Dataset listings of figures
+ + + + +

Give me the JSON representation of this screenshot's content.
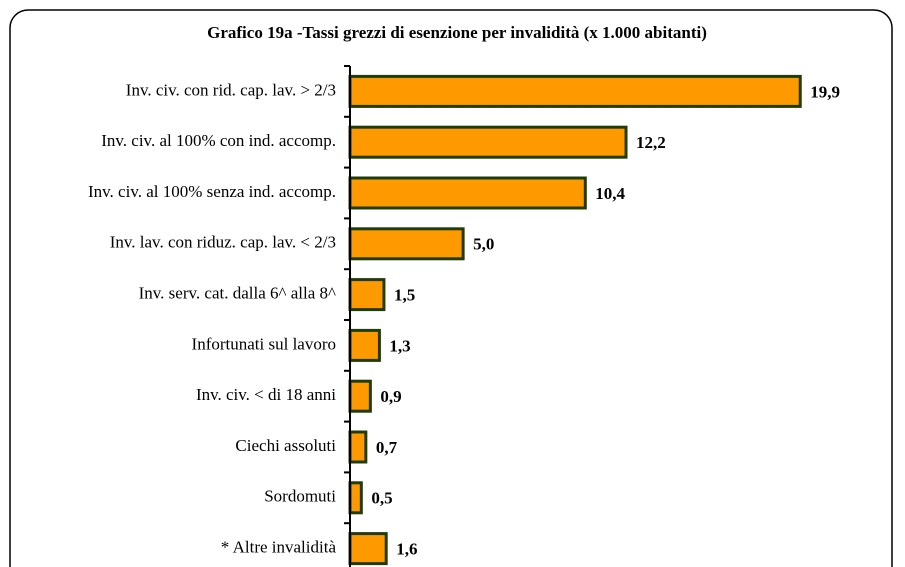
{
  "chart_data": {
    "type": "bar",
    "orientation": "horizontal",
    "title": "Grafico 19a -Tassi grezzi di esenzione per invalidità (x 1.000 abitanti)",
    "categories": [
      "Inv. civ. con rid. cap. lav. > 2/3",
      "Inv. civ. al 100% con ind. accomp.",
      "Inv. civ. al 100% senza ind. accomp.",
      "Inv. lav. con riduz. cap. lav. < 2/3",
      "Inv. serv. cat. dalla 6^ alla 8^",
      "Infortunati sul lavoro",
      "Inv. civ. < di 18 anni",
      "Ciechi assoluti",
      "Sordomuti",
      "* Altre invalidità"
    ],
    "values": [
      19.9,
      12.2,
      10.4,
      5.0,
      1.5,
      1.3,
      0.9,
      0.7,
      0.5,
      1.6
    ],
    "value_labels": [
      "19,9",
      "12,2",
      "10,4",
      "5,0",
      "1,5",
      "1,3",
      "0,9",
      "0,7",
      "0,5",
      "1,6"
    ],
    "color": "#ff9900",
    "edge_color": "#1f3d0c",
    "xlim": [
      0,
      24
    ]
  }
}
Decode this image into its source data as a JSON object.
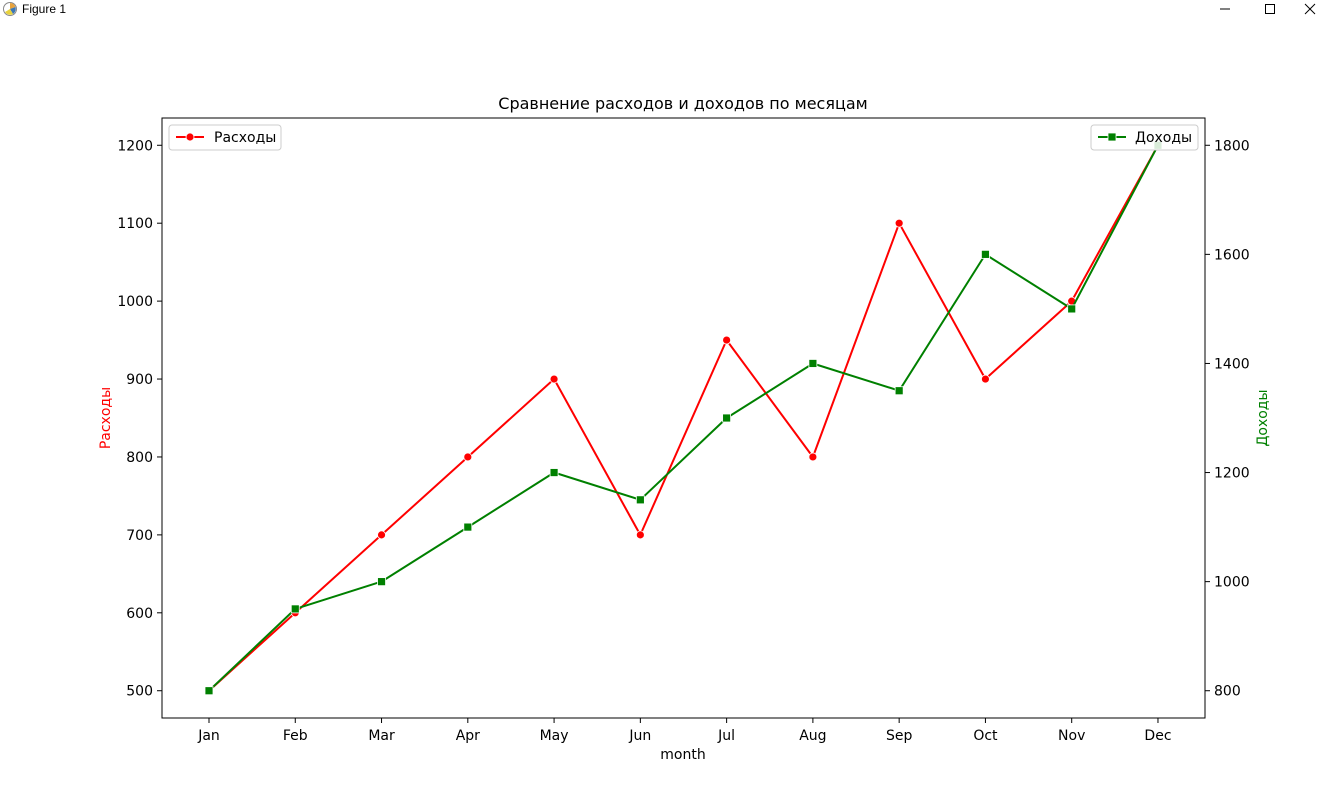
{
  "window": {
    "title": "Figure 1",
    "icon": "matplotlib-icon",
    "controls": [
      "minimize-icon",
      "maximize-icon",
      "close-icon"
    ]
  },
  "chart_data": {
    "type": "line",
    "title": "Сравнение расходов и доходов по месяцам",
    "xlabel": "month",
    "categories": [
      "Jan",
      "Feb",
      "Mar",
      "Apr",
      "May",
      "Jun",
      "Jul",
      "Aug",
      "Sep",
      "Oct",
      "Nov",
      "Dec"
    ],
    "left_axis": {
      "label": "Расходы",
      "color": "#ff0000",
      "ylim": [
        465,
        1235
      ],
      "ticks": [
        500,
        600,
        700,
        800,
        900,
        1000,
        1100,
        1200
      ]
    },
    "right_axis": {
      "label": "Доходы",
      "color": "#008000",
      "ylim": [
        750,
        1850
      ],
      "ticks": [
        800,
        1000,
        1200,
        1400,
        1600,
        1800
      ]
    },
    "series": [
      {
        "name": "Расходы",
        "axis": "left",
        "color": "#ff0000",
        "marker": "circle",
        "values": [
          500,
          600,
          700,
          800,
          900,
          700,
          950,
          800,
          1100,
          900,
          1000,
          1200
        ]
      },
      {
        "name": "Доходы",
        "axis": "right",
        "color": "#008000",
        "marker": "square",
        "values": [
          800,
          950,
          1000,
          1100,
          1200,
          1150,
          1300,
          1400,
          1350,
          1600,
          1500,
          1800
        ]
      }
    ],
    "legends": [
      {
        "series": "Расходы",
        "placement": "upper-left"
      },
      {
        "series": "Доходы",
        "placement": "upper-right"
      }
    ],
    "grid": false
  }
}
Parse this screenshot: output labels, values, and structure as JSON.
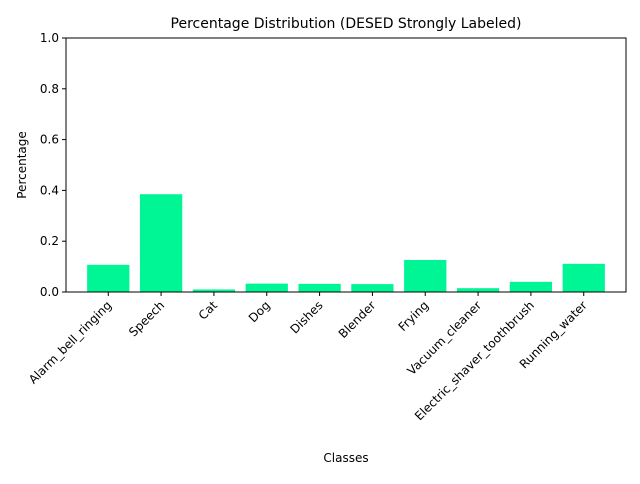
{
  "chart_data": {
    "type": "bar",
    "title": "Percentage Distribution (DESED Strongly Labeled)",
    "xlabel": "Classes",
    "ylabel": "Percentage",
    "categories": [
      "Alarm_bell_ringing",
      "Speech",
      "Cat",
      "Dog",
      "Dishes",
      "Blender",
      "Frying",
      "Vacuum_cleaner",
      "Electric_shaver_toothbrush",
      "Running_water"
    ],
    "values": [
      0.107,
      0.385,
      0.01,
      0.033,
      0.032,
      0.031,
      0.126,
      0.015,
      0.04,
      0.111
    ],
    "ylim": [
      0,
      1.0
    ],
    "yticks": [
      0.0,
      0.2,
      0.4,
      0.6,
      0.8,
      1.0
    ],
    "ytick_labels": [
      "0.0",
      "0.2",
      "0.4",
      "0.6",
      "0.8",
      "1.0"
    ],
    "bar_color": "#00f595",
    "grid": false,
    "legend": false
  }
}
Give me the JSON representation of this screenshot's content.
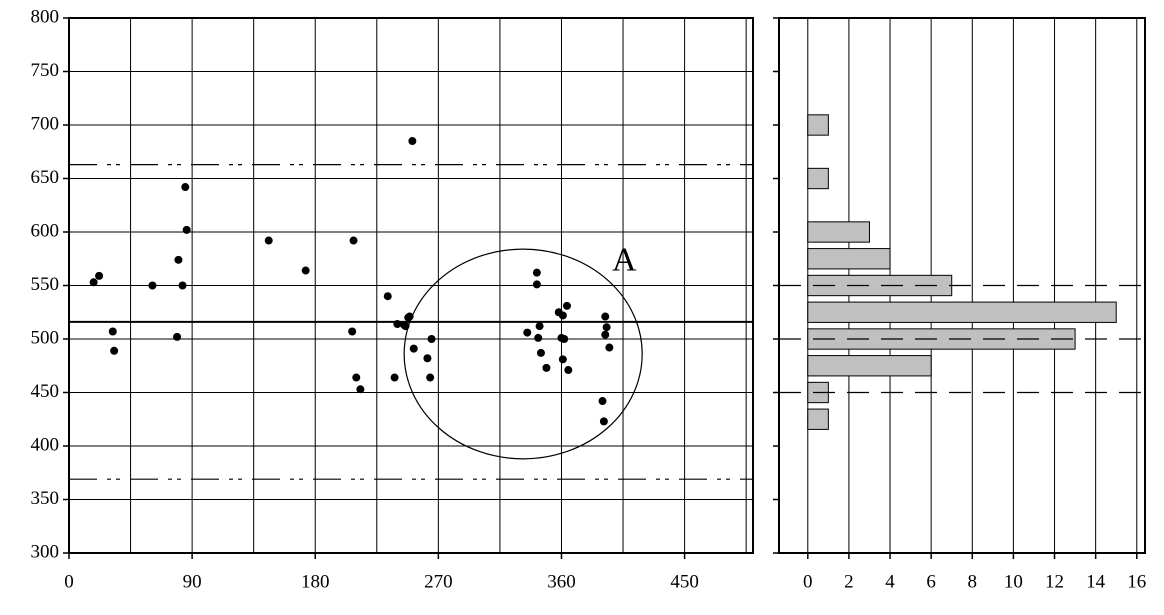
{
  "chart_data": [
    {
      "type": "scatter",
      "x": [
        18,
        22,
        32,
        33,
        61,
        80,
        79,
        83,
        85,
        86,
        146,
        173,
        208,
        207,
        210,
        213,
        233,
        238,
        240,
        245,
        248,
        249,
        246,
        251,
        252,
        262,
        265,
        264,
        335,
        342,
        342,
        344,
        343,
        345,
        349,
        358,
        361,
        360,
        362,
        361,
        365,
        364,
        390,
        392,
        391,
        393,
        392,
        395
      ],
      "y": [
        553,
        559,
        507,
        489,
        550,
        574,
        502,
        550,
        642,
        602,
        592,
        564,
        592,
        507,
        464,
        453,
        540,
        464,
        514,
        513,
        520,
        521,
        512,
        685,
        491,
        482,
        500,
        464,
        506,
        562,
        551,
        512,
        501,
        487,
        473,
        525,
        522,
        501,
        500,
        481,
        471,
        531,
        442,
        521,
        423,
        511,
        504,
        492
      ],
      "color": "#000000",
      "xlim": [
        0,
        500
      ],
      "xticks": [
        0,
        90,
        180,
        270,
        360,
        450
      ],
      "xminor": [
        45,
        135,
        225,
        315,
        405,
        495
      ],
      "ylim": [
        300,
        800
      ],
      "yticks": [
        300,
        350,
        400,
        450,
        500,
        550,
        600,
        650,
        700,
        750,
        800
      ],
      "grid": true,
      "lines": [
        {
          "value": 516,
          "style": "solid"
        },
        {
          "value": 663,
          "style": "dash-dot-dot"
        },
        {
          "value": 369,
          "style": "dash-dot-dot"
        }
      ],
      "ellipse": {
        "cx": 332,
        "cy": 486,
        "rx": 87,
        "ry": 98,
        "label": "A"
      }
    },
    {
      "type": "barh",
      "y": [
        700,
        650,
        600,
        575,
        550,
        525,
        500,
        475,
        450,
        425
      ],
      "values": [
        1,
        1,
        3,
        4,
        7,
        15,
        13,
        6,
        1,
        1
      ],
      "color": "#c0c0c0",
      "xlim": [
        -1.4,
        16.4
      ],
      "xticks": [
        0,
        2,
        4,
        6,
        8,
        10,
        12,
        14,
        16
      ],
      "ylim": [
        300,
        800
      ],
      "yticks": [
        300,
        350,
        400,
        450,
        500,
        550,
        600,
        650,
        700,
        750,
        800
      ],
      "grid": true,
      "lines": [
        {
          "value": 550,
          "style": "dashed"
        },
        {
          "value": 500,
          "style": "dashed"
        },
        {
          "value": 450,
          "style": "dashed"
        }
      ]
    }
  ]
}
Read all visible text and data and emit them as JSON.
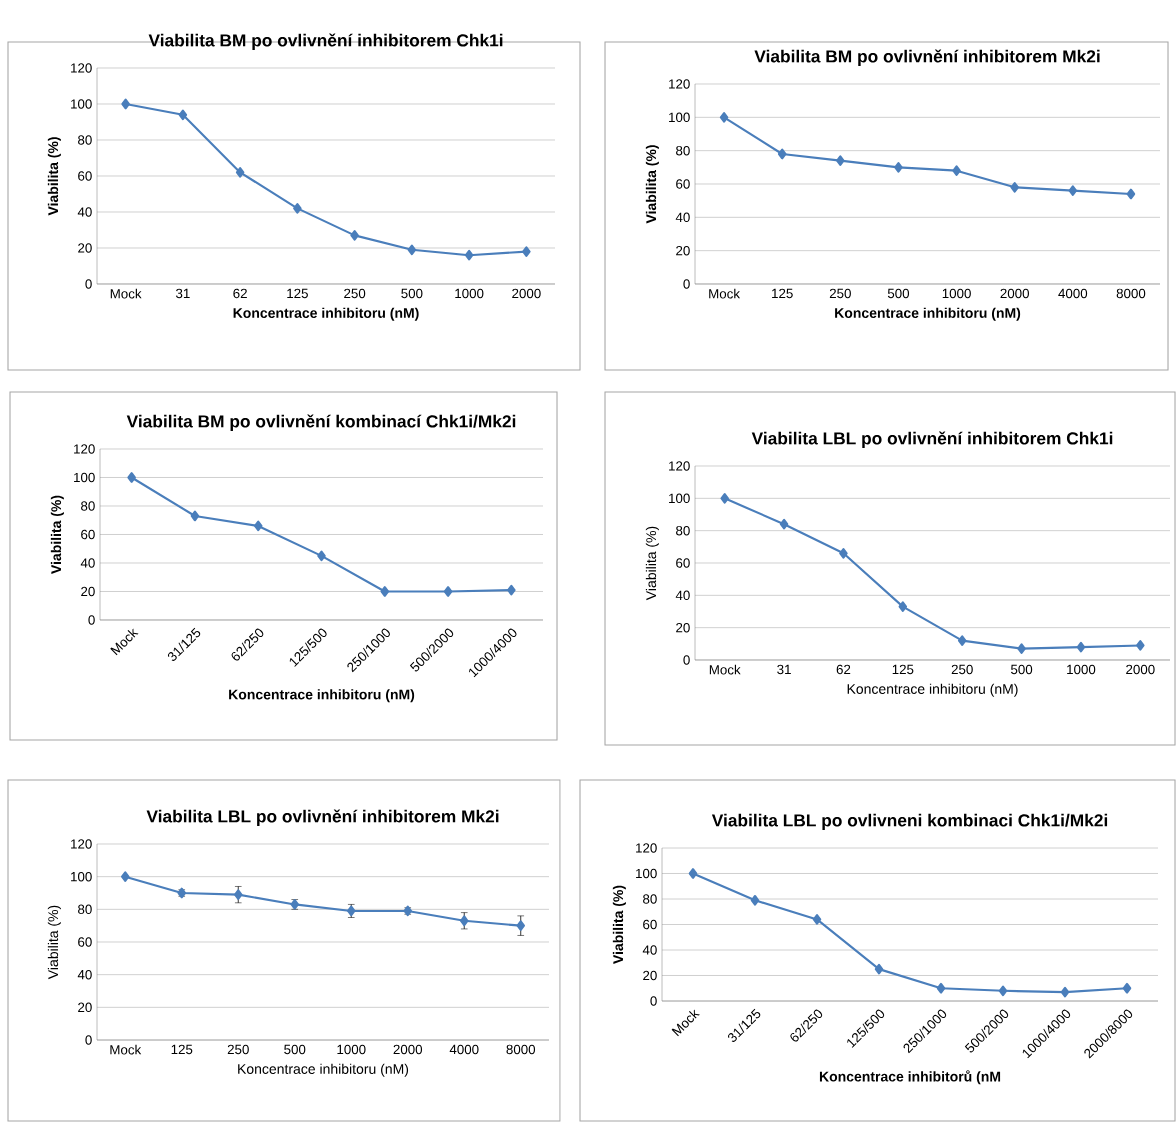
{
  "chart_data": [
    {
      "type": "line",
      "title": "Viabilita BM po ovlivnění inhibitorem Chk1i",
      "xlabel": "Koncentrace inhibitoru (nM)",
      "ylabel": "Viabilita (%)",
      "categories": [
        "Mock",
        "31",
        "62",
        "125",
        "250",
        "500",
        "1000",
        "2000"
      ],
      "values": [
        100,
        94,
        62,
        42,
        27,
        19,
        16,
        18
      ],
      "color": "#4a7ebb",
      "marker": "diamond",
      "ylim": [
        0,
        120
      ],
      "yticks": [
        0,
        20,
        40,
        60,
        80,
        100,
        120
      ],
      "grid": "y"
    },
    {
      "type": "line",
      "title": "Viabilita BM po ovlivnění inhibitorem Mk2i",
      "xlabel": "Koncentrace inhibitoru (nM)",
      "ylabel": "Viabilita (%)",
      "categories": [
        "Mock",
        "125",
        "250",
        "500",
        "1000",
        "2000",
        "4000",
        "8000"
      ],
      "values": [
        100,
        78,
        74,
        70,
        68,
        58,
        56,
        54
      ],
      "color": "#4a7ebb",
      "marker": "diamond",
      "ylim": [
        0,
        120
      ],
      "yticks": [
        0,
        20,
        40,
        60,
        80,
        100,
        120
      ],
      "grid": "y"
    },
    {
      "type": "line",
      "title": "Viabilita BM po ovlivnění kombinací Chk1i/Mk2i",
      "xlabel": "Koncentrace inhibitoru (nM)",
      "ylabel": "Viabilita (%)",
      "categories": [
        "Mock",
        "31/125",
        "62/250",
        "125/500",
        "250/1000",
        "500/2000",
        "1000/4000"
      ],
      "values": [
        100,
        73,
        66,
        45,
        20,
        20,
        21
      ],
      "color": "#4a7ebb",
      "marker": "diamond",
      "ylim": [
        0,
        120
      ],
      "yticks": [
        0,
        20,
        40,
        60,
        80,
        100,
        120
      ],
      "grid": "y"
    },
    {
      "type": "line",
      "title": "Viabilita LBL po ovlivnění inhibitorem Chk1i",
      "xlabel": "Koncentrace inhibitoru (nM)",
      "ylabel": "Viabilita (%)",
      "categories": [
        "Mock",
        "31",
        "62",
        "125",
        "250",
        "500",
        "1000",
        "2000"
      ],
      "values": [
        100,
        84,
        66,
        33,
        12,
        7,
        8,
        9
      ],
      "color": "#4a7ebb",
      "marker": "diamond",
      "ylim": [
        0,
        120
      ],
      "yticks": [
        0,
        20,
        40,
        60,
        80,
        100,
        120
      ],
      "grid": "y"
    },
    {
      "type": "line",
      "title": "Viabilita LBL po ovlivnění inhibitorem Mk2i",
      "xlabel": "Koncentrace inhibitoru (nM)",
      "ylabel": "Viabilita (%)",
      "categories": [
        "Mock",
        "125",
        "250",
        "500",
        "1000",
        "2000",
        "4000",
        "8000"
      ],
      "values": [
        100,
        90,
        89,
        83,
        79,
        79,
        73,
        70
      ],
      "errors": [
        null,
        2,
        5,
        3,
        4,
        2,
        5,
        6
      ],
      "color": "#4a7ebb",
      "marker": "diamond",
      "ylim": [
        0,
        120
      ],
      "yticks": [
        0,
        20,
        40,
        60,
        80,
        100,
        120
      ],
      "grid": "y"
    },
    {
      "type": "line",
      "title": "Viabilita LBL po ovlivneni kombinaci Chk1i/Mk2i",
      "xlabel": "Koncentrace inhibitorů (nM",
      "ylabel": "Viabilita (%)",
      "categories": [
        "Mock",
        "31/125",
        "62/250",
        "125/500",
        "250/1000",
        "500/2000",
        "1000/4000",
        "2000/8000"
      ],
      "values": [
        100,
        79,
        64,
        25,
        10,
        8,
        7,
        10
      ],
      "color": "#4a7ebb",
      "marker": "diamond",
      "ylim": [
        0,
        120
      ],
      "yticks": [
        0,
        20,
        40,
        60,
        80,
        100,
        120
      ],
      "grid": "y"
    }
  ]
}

+ + + + +

- [Set exercise]: Show each line in the entries that holds the string "Доходы".

- [Answer for the task]:
      "label": "Доходы",
        "name": "Доходы",
        "series": "Доходы",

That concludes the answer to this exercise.